TASK DETAILS -> Output every record word for word.

RECORDS FOR THIS TASK ->
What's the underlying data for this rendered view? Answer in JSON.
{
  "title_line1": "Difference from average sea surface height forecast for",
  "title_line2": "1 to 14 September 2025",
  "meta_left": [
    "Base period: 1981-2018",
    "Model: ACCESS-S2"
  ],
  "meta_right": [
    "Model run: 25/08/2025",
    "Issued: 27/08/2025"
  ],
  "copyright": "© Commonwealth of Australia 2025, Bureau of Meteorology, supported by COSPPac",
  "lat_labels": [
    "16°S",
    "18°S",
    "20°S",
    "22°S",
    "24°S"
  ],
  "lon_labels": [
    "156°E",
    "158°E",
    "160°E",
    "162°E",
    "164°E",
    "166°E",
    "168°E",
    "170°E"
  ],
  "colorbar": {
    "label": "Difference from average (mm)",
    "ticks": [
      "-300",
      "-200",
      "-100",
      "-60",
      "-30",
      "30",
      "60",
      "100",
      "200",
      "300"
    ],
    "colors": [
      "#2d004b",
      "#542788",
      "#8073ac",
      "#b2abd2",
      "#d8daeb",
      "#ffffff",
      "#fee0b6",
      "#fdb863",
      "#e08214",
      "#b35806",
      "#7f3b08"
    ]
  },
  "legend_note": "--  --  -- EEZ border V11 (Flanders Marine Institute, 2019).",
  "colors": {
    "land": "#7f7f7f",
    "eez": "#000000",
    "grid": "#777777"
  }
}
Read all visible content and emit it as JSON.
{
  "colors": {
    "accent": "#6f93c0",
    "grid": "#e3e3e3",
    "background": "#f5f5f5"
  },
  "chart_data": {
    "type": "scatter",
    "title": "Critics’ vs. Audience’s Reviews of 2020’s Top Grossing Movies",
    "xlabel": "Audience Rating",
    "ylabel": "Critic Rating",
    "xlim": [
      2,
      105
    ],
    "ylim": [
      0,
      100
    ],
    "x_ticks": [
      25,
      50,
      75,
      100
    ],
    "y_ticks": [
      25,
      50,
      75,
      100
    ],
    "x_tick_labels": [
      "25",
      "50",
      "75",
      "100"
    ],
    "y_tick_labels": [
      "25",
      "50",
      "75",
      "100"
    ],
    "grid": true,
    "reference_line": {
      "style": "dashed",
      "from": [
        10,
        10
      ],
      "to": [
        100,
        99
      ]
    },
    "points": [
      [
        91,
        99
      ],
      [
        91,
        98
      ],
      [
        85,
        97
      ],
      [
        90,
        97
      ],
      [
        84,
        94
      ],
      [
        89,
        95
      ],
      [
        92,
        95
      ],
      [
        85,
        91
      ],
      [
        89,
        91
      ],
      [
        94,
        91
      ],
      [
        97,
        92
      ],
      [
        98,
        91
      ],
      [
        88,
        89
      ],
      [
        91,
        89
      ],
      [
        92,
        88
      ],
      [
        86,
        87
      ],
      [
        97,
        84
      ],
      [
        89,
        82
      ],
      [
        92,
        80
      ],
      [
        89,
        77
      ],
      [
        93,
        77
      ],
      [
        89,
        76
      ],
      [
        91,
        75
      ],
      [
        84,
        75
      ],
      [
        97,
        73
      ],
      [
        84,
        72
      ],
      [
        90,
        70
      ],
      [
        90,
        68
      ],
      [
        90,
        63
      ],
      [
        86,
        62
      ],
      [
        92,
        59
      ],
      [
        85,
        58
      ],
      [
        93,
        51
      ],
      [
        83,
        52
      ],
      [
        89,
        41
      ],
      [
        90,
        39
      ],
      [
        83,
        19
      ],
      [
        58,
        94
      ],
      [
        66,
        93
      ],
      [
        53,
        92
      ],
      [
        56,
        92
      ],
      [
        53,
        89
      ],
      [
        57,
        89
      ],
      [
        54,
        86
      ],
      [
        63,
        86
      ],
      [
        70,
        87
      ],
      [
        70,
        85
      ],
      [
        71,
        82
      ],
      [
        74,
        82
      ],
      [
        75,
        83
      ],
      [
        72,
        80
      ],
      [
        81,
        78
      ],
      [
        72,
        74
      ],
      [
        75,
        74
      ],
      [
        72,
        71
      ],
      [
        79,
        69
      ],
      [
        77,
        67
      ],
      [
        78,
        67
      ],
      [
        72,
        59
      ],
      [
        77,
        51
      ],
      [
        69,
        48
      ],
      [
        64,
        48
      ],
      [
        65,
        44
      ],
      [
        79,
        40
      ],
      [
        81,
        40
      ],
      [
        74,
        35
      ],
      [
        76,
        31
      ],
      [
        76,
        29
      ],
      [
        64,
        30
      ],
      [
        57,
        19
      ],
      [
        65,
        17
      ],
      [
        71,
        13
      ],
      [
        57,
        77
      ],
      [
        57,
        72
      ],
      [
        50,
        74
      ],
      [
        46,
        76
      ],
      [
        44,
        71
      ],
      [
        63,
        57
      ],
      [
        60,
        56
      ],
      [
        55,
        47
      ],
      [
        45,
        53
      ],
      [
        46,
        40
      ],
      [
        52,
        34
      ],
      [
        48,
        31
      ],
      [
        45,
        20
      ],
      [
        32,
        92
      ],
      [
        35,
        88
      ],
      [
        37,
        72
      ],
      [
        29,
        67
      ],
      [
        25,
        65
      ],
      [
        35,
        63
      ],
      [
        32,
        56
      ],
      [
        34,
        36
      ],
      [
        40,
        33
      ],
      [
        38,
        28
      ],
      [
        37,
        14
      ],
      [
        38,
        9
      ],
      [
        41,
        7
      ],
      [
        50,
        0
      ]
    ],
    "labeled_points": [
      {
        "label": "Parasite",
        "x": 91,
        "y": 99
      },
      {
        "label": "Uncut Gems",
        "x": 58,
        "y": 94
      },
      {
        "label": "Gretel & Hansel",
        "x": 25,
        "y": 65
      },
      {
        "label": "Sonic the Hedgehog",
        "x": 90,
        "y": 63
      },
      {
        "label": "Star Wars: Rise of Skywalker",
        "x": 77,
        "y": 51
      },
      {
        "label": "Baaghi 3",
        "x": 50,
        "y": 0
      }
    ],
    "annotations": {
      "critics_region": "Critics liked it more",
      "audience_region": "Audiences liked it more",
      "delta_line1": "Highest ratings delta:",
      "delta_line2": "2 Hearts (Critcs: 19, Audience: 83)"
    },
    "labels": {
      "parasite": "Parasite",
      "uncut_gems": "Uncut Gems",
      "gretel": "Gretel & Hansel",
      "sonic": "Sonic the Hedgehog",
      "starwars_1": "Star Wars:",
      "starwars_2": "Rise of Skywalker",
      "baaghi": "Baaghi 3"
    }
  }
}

THE REPLY ->
What's the underlying data for this rendered view? Answer in JSON.
{
  "title_line1": "Difference from average sea surface height forecast for",
  "title_line2": "1 to 14 September 2025",
  "meta_left": [
    "Base period: 1981-2018",
    "Model: ACCESS-S2"
  ],
  "meta_right": [
    "Model run: 25/08/2025",
    "Issued: 27/08/2025"
  ],
  "copyright": "© Commonwealth of Australia 2025, Bureau of Meteorology, supported by COSPPac",
  "lat_labels": [
    "16°S",
    "18°S",
    "20°S",
    "22°S",
    "24°S"
  ],
  "lon_labels": [
    "156°E",
    "158°E",
    "160°E",
    "162°E",
    "164°E",
    "166°E",
    "168°E",
    "170°E"
  ],
  "colorbar": {
    "label": "Difference from average (mm)",
    "ticks": [
      "-300",
      "-200",
      "-100",
      "-60",
      "-30",
      "30",
      "60",
      "100",
      "200",
      "300"
    ],
    "colors": [
      "#2d004b",
      "#542788",
      "#8073ac",
      "#b2abd2",
      "#d8daeb",
      "#ffffff",
      "#fee0b6",
      "#fdb863",
      "#e08214",
      "#b35806",
      "#7f3b08"
    ]
  },
  "legend_note": "--  --  -- EEZ border V11 (Flanders Marine Institute, 2019).",
  "colors": {
    "land": "#7f7f7f",
    "eez": "#000000",
    "grid": "#777777"
  }
}
Read all visible content and emit it as JSON.
{
  "colors": {
    "accent": "#6f93c0",
    "grid": "#e3e3e3",
    "background": "#f5f5f5"
  },
  "chart_data": {
    "type": "scatter",
    "title": "Critics’ vs. Audience’s Reviews of 2020’s Top Grossing Movies",
    "xlabel": "Audience Rating",
    "ylabel": "Critic Rating",
    "xlim": [
      2,
      105
    ],
    "ylim": [
      0,
      100
    ],
    "x_ticks": [
      25,
      50,
      75,
      100
    ],
    "y_ticks": [
      25,
      50,
      75,
      100
    ],
    "x_tick_labels": [
      "25",
      "50",
      "75",
      "100"
    ],
    "y_tick_labels": [
      "25",
      "50",
      "75",
      "100"
    ],
    "grid": true,
    "reference_line": {
      "style": "dashed",
      "from": [
        10,
        10
      ],
      "to": [
        100,
        99
      ]
    },
    "points": [
      [
        91,
        99
      ],
      [
        91,
        98
      ],
      [
        85,
        97
      ],
      [
        90,
        97
      ],
      [
        84,
        94
      ],
      [
        89,
        95
      ],
      [
        92,
        95
      ],
      [
        85,
        91
      ],
      [
        89,
        91
      ],
      [
        94,
        91
      ],
      [
        97,
        92
      ],
      [
        98,
        91
      ],
      [
        88,
        89
      ],
      [
        91,
        89
      ],
      [
        92,
        88
      ],
      [
        86,
        87
      ],
      [
        97,
        84
      ],
      [
        89,
        82
      ],
      [
        92,
        80
      ],
      [
        89,
        77
      ],
      [
        93,
        77
      ],
      [
        89,
        76
      ],
      [
        91,
        75
      ],
      [
        84,
        75
      ],
      [
        97,
        73
      ],
      [
        84,
        72
      ],
      [
        90,
        70
      ],
      [
        90,
        68
      ],
      [
        90,
        63
      ],
      [
        86,
        62
      ],
      [
        92,
        59
      ],
      [
        85,
        58
      ],
      [
        93,
        51
      ],
      [
        83,
        52
      ],
      [
        89,
        41
      ],
      [
        90,
        39
      ],
      [
        83,
        19
      ],
      [
        58,
        94
      ],
      [
        66,
        93
      ],
      [
        53,
        92
      ],
      [
        56,
        92
      ],
      [
        53,
        89
      ],
      [
        57,
        89
      ],
      [
        54,
        86
      ],
      [
        63,
        86
      ],
      [
        70,
        87
      ],
      [
        70,
        85
      ],
      [
        71,
        82
      ],
      [
        74,
        82
      ],
      [
        75,
        83
      ],
      [
        72,
        80
      ],
      [
        81,
        78
      ],
      [
        72,
        74
      ],
      [
        75,
        74
      ],
      [
        72,
        71
      ],
      [
        79,
        69
      ],
      [
        77,
        67
      ],
      [
        78,
        67
      ],
      [
        72,
        59
      ],
      [
        77,
        51
      ],
      [
        69,
        48
      ],
      [
        64,
        48
      ],
      [
        65,
        44
      ],
      [
        79,
        40
      ],
      [
        81,
        40
      ],
      [
        74,
        35
      ],
      [
        76,
        31
      ],
      [
        76,
        29
      ],
      [
        64,
        30
      ],
      [
        57,
        19
      ],
      [
        65,
        17
      ],
      [
        71,
        13
      ],
      [
        57,
        77
      ],
      [
        57,
        72
      ],
      [
        50,
        74
      ],
      [
        46,
        76
      ],
      [
        44,
        71
      ],
      [
        63,
        57
      ],
      [
        60,
        56
      ],
      [
        55,
        47
      ],
      [
        45,
        53
      ],
      [
        46,
        40
      ],
      [
        52,
        34
      ],
      [
        48,
        31
      ],
      [
        45,
        20
      ],
      [
        32,
        92
      ],
      [
        35,
        88
      ],
      [
        37,
        72
      ],
      [
        29,
        67
      ],
      [
        25,
        65
      ],
      [
        35,
        63
      ],
      [
        32,
        56
      ],
      [
        34,
        36
      ],
      [
        40,
        33
      ],
      [
        38,
        28
      ],
      [
        37,
        14
      ],
      [
        38,
        9
      ],
      [
        41,
        7
      ],
      [
        50,
        0
      ]
    ],
    "labeled_points": [
      {
        "label": "Parasite",
        "x": 91,
        "y": 99
      },
      {
        "label": "Uncut Gems",
        "x": 58,
        "y": 94
      },
      {
        "label": "Gretel & Hansel",
        "x": 25,
        "y": 65
      },
      {
        "label": "Sonic the Hedgehog",
        "x": 90,
        "y": 63
      },
      {
        "label": "Star Wars: Rise of Skywalker",
        "x": 77,
        "y": 51
      },
      {
        "label": "Baaghi 3",
        "x": 50,
        "y": 0
      }
    ],
    "annotations": {
      "critics_region": "Critics liked it more",
      "audience_region": "Audiences liked it more",
      "delta_line1": "Highest ratings delta:",
      "delta_line2": "2 Hearts (Critcs: 19, Audience: 83)"
    },
    "labels": {
      "parasite": "Parasite",
      "uncut_gems": "Uncut Gems",
      "gretel": "Gretel & Hansel",
      "sonic": "Sonic the Hedgehog",
      "starwars_1": "Star Wars:",
      "starwars_2": "Rise of Skywalker",
      "baaghi": "Baaghi 3"
    }
  }
}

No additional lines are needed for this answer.